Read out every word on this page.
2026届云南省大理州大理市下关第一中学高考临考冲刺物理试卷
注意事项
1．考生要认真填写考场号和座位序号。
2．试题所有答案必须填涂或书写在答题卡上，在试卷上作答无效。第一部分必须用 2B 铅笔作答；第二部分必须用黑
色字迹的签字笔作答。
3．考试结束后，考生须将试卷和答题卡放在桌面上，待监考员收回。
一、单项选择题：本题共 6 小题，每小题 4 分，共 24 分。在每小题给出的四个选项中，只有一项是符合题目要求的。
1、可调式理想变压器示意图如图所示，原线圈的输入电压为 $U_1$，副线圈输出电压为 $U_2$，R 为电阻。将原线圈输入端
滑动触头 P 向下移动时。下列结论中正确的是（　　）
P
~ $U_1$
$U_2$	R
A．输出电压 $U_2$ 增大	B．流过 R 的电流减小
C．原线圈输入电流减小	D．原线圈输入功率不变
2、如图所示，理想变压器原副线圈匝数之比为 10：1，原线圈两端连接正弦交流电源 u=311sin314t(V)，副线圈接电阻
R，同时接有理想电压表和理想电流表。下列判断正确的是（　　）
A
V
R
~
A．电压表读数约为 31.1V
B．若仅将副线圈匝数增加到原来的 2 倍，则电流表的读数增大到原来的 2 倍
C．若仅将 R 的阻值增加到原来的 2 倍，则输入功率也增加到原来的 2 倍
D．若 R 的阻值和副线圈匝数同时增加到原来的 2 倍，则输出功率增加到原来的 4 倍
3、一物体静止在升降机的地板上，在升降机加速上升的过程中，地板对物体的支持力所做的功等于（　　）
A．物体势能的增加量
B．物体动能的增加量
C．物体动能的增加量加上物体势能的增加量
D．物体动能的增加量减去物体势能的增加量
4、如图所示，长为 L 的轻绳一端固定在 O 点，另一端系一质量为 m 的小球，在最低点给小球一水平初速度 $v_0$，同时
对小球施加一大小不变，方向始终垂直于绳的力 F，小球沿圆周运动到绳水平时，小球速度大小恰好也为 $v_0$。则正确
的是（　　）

☆ ☆ ☆ ☆ ☆ ☆ ☆

Each record above should be returned exactly as it appears.

Read out every word on this page.
2026届云南省大理州大理市下关第一中学高考临考冲刺物理试卷
注意事项
1．考生要认真填写考场号和座位序号。
2．试题所有答案必须填涂或书写在答题卡上，在试卷上作答无效。第一部分必须用 2B 铅笔作答；第二部分必须用黑
色字迹的签字笔作答。
3．考试结束后，考生须将试卷和答题卡放在桌面上，待监考员收回。
一、单项选择题：本题共 6 小题，每小题 4 分，共 24 分。在每小题给出的四个选项中，只有一项是符合题目要求的。
1、可调式理想变压器示意图如图所示，原线圈的输入电压为 $U_1$，副线圈输出电压为 $U_2$，R 为电阻。将原线圈输入端
滑动触头 P 向下移动时。下列结论中正确的是（　　）
P
~ $U_1$
$U_2$	R
A．输出电压 $U_2$ 增大	B．流过 R 的电流减小
C．原线圈输入电流减小	D．原线圈输入功率不变
2、如图所示，理想变压器原副线圈匝数之比为 10：1，原线圈两端连接正弦交流电源 u=311sin314t(V)，副线圈接电阻
R，同时接有理想电压表和理想电流表。下列判断正确的是（　　）
A
V
R
~
A．电压表读数约为 31.1V
B．若仅将副线圈匝数增加到原来的 2 倍，则电流表的读数增大到原来的 2 倍
C．若仅将 R 的阻值增加到原来的 2 倍，则输入功率也增加到原来的 2 倍
D．若 R 的阻值和副线圈匝数同时增加到原来的 2 倍，则输出功率增加到原来的 4 倍
3、一物体静止在升降机的地板上，在升降机加速上升的过程中，地板对物体的支持力所做的功等于（　　）
A．物体势能的增加量
B．物体动能的增加量
C．物体动能的增加量加上物体势能的增加量
D．物体动能的增加量减去物体势能的增加量
4、如图所示，长为 L 的轻绳一端固定在 O 点，另一端系一质量为 m 的小球，在最低点给小球一水平初速度 $v_0$，同时
对小球施加一大小不变，方向始终垂直于绳的力 F，小球沿圆周运动到绳水平时，小球速度大小恰好也为 $v_0$。则正确
的是（　　）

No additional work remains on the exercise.